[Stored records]
-.-.-

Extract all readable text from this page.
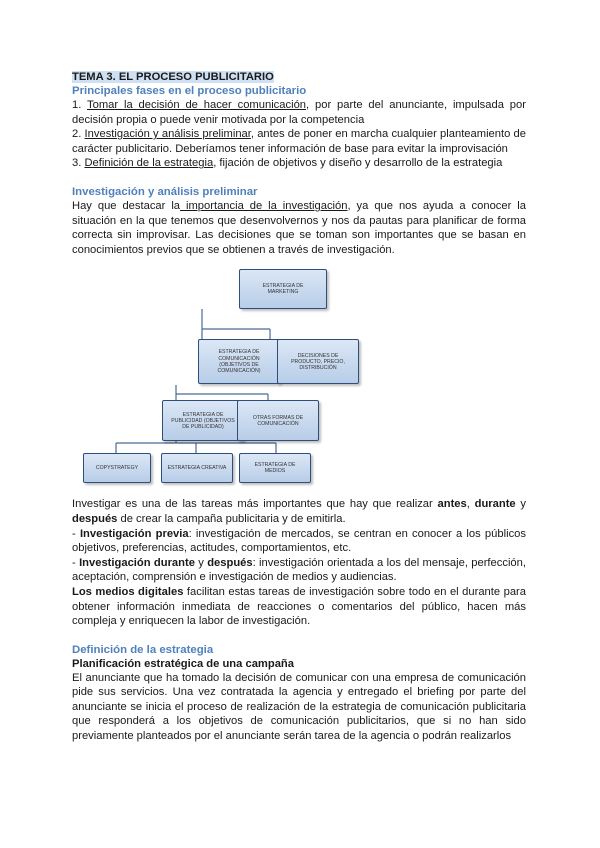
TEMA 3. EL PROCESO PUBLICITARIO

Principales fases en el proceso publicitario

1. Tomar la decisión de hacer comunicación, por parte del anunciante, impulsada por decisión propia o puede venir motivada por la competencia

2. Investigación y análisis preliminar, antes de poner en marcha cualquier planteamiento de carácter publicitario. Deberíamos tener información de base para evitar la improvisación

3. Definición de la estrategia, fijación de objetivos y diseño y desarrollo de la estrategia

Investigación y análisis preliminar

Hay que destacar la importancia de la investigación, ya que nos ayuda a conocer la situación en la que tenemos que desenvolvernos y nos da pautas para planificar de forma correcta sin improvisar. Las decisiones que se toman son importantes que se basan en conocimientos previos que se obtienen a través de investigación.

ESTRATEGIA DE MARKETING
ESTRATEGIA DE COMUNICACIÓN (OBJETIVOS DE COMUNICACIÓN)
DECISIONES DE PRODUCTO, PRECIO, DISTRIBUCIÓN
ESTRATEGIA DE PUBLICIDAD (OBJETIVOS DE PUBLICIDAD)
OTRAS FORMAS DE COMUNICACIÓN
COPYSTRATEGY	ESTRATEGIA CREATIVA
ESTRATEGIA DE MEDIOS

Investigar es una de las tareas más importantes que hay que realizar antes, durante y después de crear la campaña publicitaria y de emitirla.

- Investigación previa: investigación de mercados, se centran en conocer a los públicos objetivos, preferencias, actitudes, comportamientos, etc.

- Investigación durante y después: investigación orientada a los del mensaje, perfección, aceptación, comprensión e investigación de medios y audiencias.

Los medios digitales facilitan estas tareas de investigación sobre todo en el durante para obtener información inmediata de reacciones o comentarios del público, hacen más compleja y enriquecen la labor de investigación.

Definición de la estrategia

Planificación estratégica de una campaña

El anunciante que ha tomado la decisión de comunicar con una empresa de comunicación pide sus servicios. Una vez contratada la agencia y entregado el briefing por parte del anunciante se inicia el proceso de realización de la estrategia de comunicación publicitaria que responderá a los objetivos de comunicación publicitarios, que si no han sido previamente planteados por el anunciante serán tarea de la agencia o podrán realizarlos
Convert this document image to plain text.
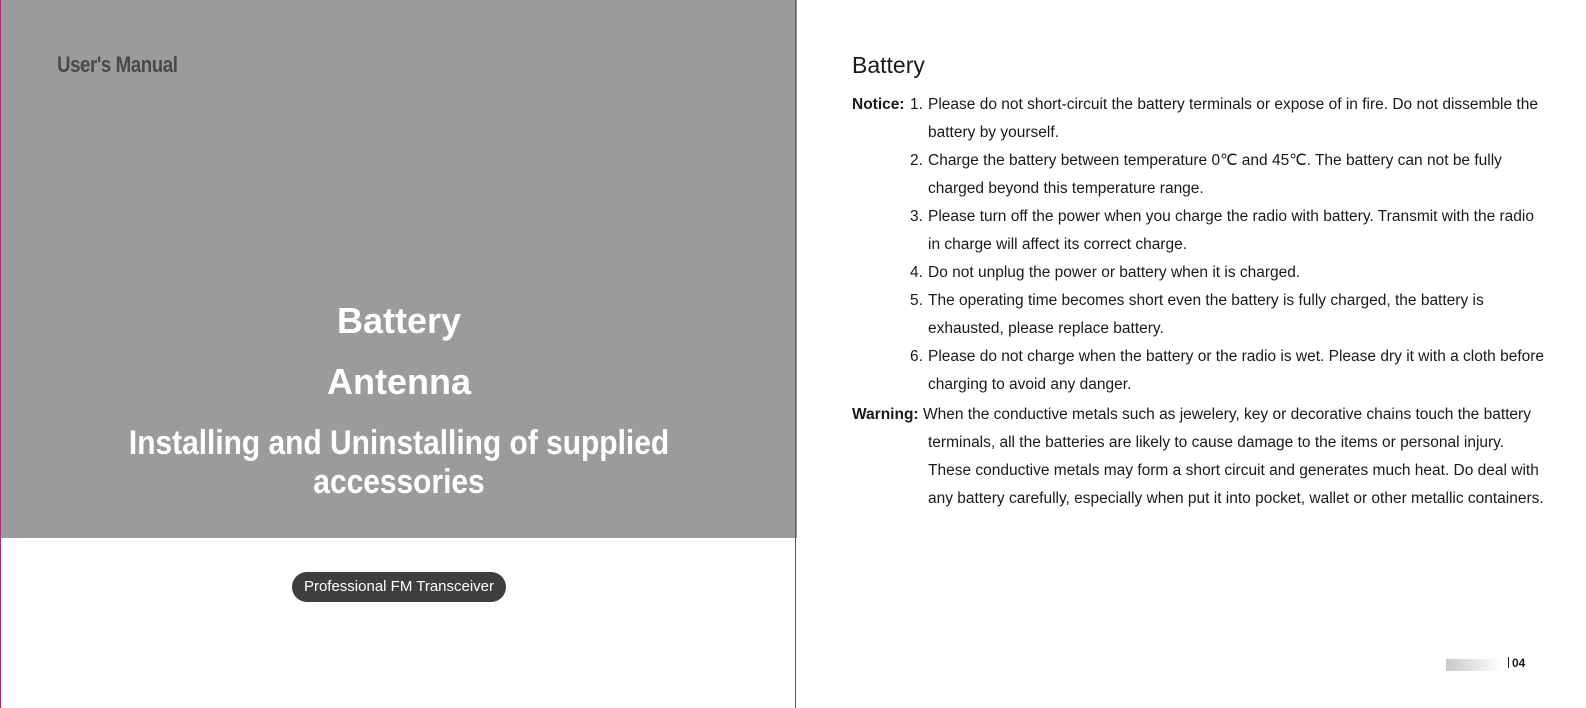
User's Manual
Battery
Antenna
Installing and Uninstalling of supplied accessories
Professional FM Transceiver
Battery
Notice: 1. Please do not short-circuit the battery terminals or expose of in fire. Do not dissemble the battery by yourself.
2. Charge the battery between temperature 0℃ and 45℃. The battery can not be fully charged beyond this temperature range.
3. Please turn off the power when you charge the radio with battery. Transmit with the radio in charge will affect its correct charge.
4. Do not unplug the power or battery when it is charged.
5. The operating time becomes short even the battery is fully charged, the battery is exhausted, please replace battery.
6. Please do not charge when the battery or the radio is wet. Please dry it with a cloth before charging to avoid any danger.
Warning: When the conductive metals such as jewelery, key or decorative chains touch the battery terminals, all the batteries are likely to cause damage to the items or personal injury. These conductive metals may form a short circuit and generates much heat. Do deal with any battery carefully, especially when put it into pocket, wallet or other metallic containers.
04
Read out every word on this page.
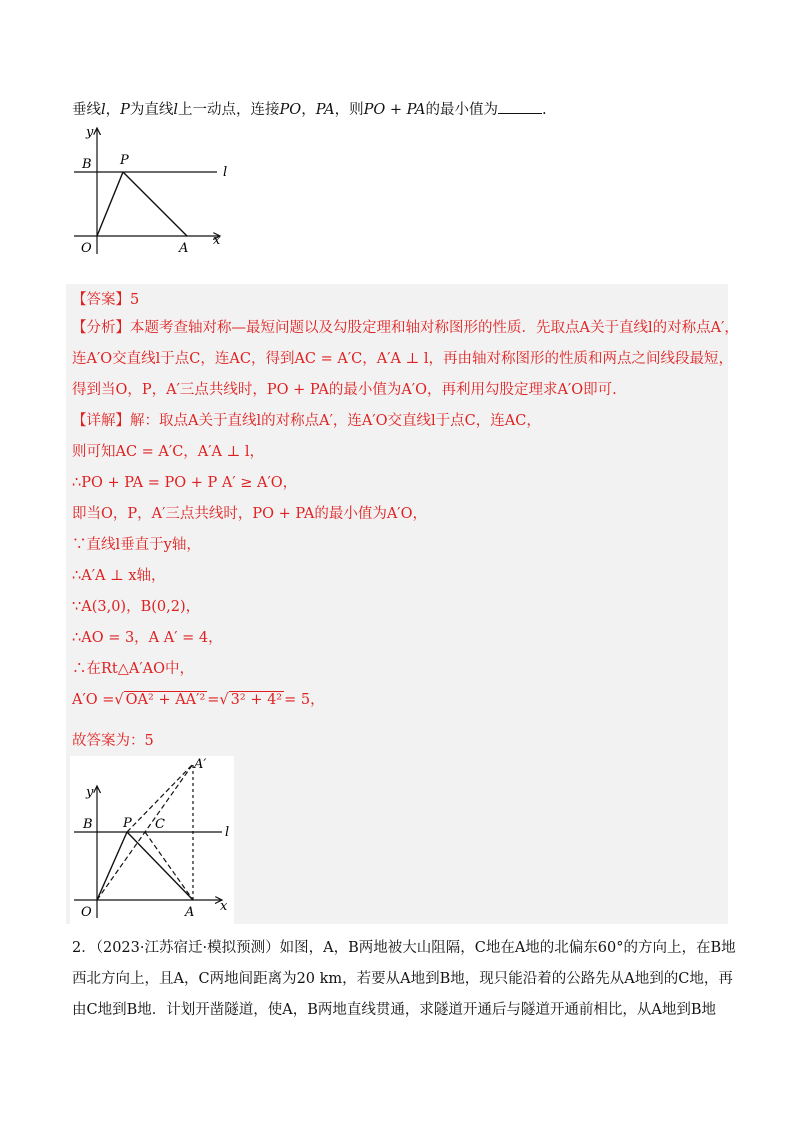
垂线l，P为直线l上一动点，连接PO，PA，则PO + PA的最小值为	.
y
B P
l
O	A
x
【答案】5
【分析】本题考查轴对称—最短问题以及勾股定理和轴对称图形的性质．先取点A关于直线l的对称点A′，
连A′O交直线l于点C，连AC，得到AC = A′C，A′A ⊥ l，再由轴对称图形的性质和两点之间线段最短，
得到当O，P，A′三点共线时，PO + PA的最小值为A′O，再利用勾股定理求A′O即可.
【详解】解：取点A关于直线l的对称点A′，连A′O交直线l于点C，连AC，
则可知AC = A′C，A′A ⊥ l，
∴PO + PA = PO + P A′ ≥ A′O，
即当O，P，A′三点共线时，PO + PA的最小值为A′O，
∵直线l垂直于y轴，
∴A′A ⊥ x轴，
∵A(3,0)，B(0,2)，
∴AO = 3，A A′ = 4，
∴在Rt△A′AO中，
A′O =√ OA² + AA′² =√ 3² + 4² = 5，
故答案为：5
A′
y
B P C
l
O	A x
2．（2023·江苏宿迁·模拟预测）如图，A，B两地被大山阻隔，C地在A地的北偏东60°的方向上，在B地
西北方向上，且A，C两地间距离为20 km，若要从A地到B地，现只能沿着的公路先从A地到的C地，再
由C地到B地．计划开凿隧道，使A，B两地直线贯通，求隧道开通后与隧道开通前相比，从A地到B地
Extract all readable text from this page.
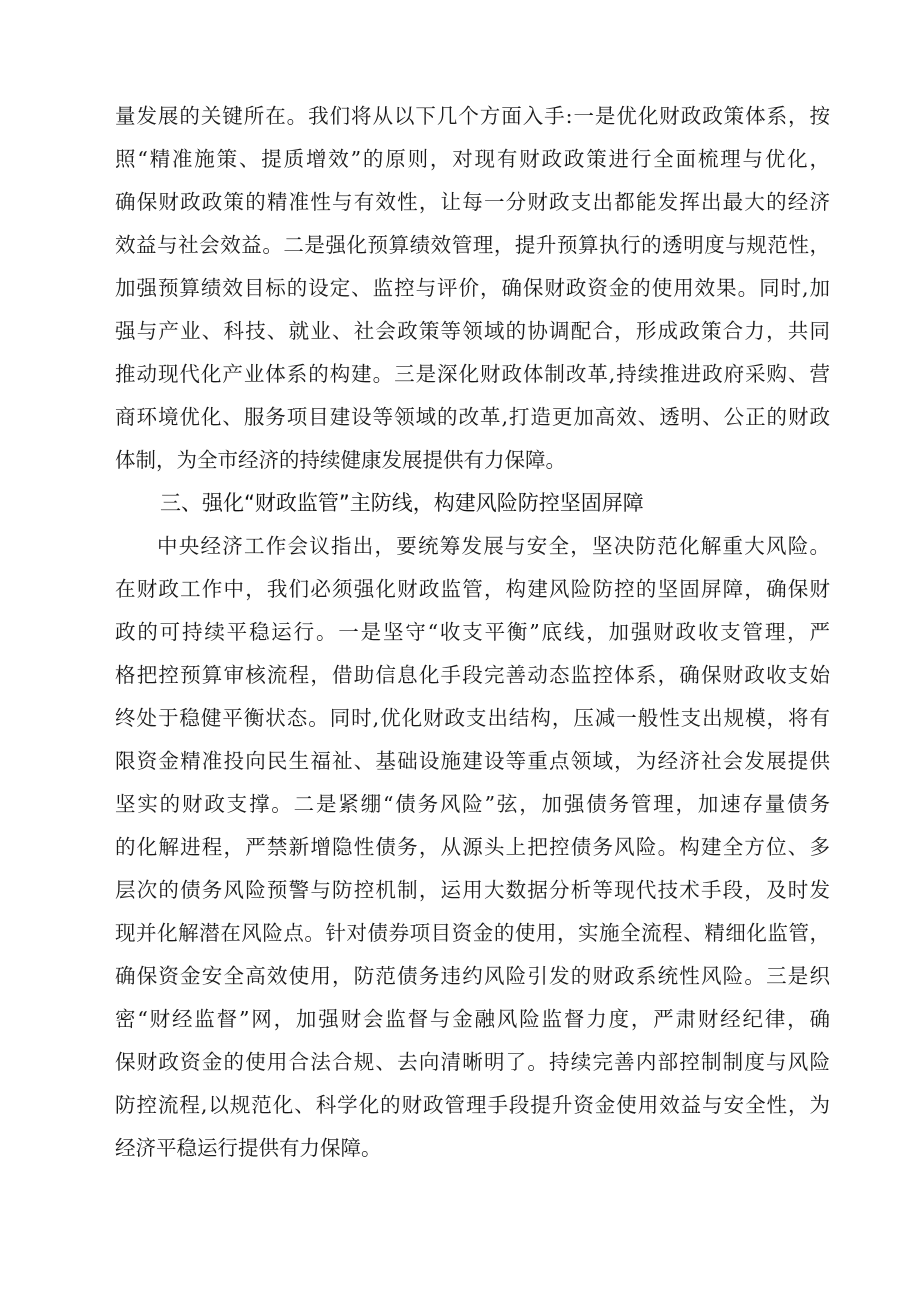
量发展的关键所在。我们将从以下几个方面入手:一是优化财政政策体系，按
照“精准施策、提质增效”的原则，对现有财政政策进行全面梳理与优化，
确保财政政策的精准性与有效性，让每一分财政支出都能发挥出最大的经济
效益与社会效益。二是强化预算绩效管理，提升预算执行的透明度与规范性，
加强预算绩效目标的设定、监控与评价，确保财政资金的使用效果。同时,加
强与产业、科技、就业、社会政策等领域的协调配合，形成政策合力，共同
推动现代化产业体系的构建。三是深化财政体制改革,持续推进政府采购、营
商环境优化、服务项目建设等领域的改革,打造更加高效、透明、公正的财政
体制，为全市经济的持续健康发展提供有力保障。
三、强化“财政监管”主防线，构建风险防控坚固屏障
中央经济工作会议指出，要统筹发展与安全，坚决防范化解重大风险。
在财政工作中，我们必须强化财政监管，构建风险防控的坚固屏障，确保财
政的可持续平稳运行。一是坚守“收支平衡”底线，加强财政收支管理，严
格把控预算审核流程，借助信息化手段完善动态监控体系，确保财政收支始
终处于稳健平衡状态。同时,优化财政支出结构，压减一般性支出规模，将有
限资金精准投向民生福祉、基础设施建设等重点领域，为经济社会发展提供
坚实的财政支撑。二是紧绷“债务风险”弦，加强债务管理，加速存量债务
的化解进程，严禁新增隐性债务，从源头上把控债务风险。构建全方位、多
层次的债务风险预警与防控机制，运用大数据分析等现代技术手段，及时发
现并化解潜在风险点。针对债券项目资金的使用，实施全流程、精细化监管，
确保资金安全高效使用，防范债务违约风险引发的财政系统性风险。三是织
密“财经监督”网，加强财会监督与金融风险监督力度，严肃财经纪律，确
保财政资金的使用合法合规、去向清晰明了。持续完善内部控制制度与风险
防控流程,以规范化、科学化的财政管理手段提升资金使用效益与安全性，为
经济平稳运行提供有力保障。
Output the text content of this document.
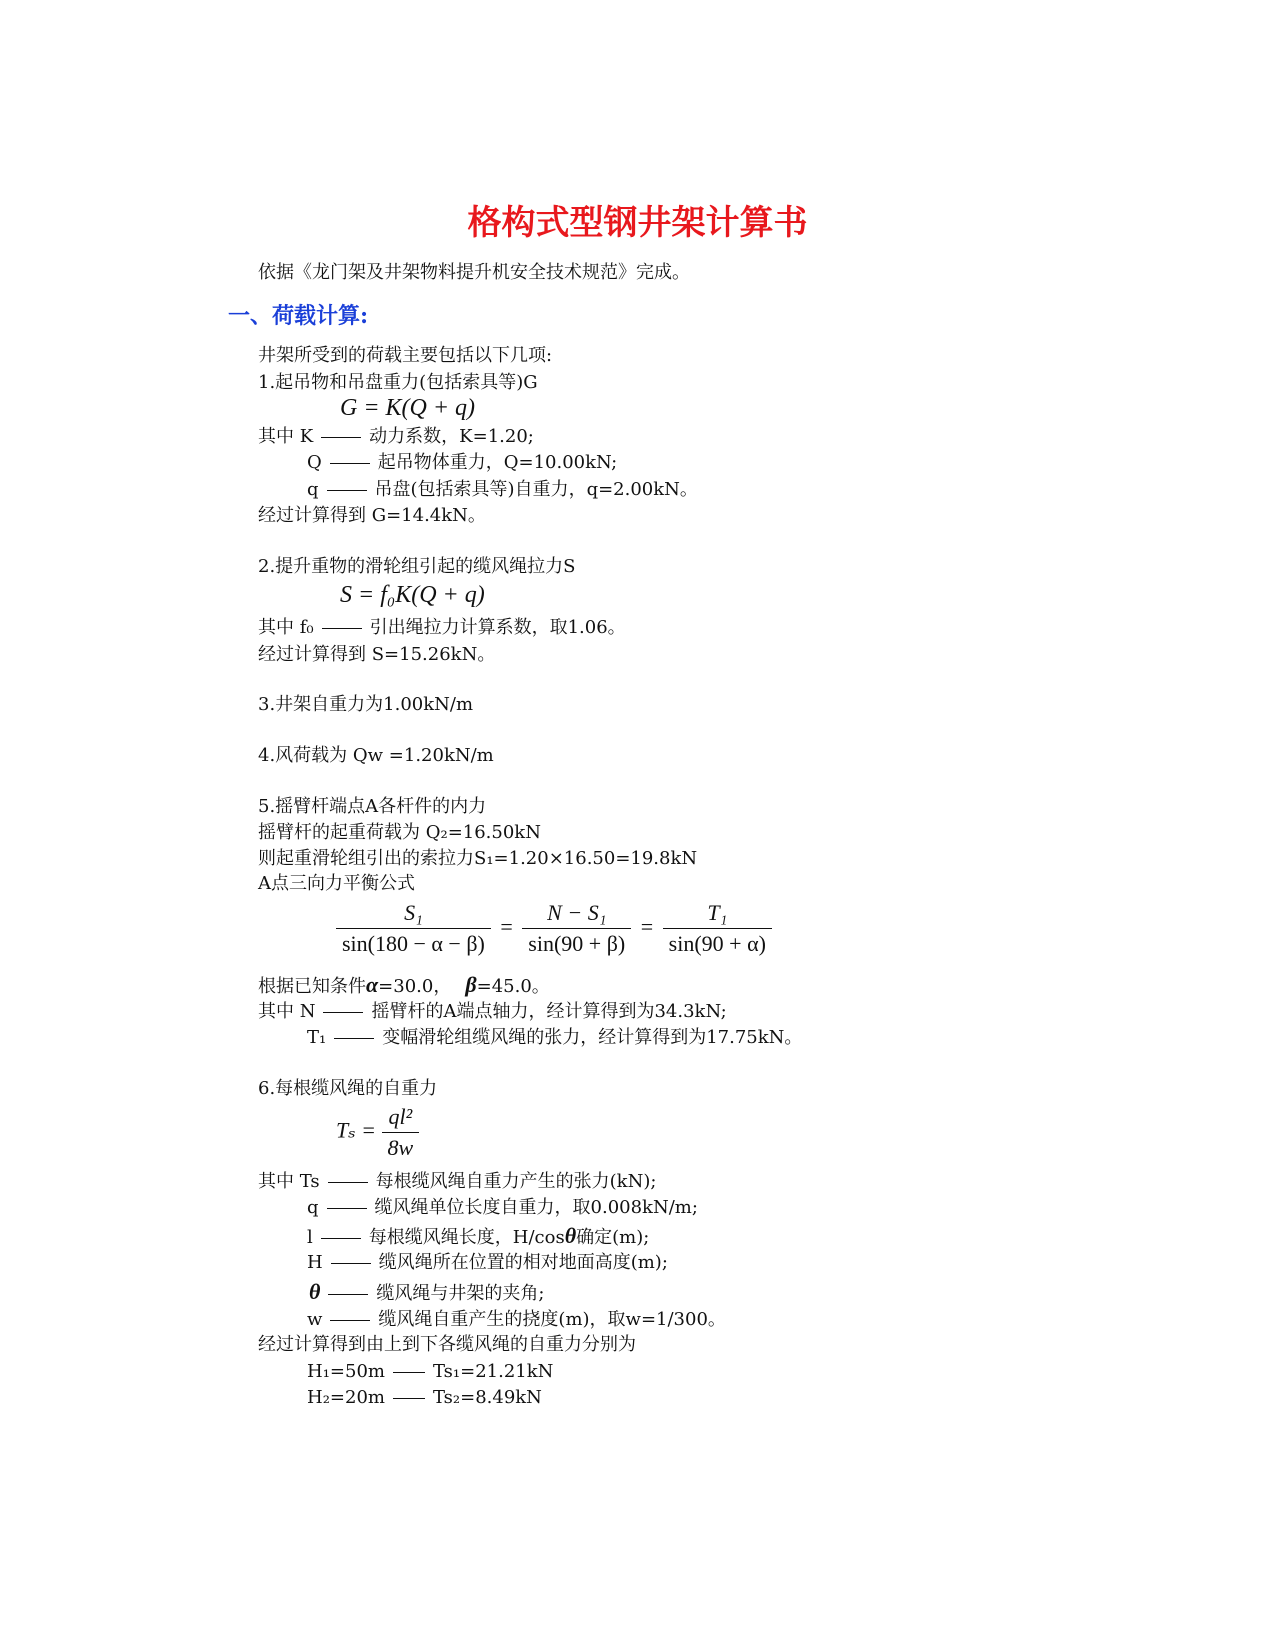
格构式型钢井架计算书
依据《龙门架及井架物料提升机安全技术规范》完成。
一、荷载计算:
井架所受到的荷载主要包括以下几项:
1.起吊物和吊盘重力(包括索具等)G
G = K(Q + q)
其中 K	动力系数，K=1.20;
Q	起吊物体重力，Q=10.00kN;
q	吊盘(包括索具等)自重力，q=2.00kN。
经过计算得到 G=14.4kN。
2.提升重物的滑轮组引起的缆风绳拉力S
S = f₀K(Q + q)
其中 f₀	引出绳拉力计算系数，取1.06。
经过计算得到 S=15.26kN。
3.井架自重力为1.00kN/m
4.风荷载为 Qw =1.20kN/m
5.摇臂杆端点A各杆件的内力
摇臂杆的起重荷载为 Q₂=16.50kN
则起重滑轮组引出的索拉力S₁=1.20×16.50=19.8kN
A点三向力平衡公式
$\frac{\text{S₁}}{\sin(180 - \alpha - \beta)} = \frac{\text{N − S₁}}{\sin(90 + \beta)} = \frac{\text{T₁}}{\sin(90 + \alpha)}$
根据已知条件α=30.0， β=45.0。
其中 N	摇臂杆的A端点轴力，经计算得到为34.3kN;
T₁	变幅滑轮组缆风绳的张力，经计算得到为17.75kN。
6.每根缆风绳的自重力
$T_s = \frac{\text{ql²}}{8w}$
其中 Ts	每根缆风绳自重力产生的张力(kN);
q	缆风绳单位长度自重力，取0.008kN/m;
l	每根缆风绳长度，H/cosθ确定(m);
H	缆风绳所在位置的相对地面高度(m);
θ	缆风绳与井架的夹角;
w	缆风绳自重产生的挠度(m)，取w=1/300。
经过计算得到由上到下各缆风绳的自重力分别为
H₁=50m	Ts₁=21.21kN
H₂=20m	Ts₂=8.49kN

-.-.-

Problem to work on
Give the number of lines in the records above that contain the word "radio". Reply with that number alone.

Solution to this task
2